• [The request]: Below is a listing to transcribe in full and exactly; keep the pictures out.

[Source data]
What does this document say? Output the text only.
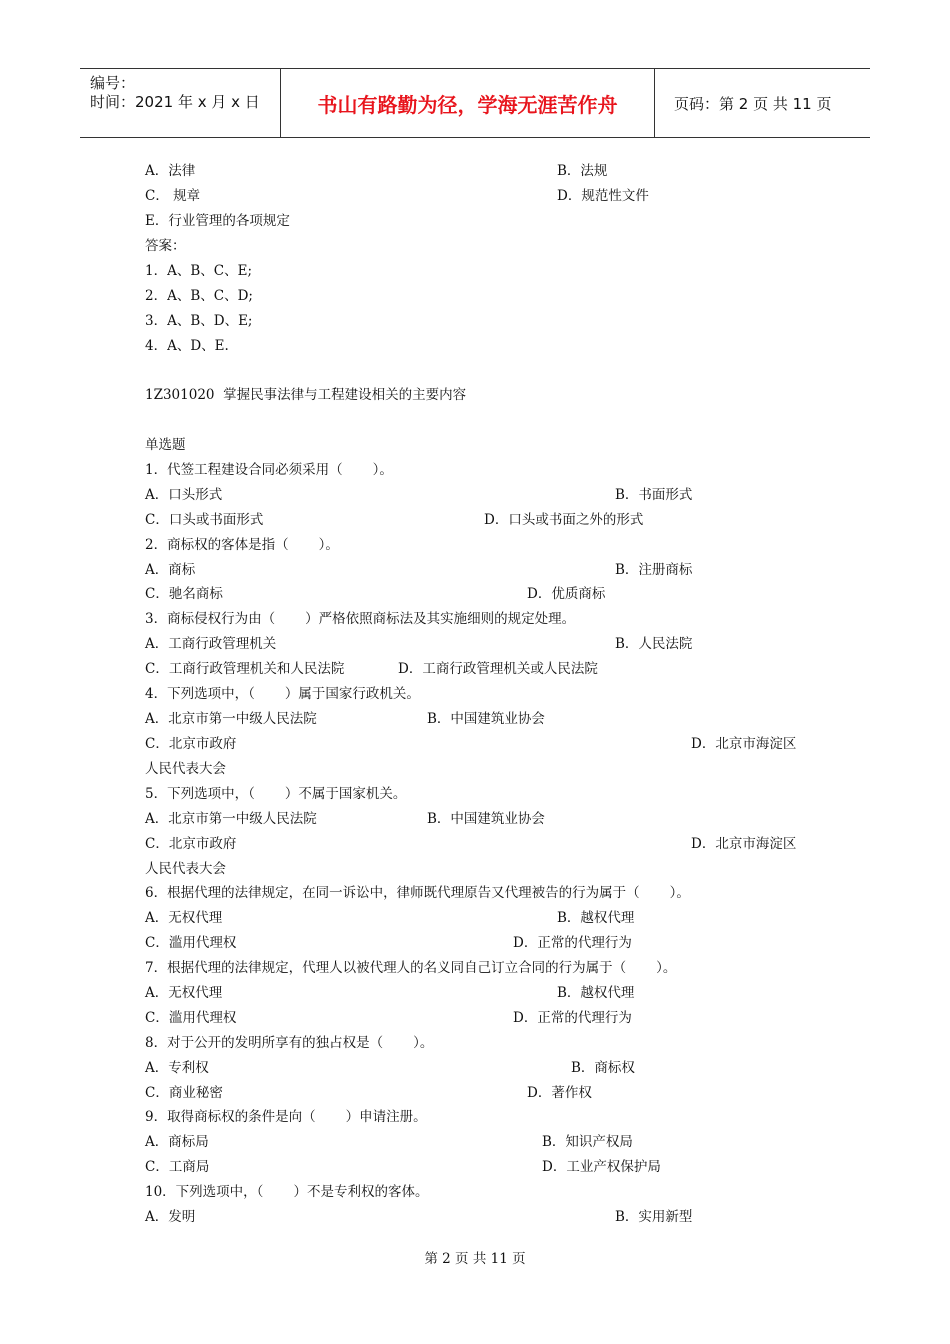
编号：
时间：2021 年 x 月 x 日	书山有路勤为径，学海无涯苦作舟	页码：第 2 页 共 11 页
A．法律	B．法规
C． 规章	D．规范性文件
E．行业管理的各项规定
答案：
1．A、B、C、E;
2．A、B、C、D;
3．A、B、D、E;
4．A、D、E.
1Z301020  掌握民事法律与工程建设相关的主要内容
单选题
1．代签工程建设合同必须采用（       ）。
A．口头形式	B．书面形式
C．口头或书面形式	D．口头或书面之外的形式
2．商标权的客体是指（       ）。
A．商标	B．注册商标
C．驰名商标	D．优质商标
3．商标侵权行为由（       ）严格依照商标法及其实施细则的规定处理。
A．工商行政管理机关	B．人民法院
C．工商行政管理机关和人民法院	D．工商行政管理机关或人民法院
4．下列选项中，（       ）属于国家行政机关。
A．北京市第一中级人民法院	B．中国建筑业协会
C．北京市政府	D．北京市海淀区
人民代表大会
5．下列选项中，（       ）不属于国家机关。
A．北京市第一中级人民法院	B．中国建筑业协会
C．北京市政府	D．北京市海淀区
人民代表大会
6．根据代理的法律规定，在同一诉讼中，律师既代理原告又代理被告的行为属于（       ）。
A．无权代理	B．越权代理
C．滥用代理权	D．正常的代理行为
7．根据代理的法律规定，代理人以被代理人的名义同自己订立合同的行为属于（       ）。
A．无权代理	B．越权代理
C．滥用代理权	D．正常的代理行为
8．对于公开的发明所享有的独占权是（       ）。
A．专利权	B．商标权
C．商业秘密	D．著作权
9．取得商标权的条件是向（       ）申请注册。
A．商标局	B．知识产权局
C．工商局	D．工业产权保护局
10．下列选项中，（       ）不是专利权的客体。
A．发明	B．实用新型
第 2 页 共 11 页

• [Final result]:
What does this document say? Output the text only.
编号：
时间：2021 年 x 月 x 日	书山有路勤为径，学海无涯苦作舟	页码：第 2 页 共 11 页
A．法律	B．法规
C． 规章	D．规范性文件
E．行业管理的各项规定
答案：
1．A、B、C、E;
2．A、B、C、D;
3．A、B、D、E;
4．A、D、E.
1Z301020  掌握民事法律与工程建设相关的主要内容
单选题
1．代签工程建设合同必须采用（       ）。
A．口头形式	B．书面形式
C．口头或书面形式	D．口头或书面之外的形式
2．商标权的客体是指（       ）。
A．商标	B．注册商标
C．驰名商标	D．优质商标
3．商标侵权行为由（       ）严格依照商标法及其实施细则的规定处理。
A．工商行政管理机关	B．人民法院
C．工商行政管理机关和人民法院	D．工商行政管理机关或人民法院
4．下列选项中，（       ）属于国家行政机关。
A．北京市第一中级人民法院	B．中国建筑业协会
C．北京市政府	D．北京市海淀区
人民代表大会
5．下列选项中，（       ）不属于国家机关。
A．北京市第一中级人民法院	B．中国建筑业协会
C．北京市政府	D．北京市海淀区
人民代表大会
6．根据代理的法律规定，在同一诉讼中，律师既代理原告又代理被告的行为属于（       ）。
A．无权代理	B．越权代理
C．滥用代理权	D．正常的代理行为
7．根据代理的法律规定，代理人以被代理人的名义同自己订立合同的行为属于（       ）。
A．无权代理	B．越权代理
C．滥用代理权	D．正常的代理行为
8．对于公开的发明所享有的独占权是（       ）。
A．专利权	B．商标权
C．商业秘密	D．著作权
9．取得商标权的条件是向（       ）申请注册。
A．商标局	B．知识产权局
C．工商局	D．工业产权保护局
10．下列选项中，（       ）不是专利权的客体。
A．发明	B．实用新型
第 2 页 共 11 页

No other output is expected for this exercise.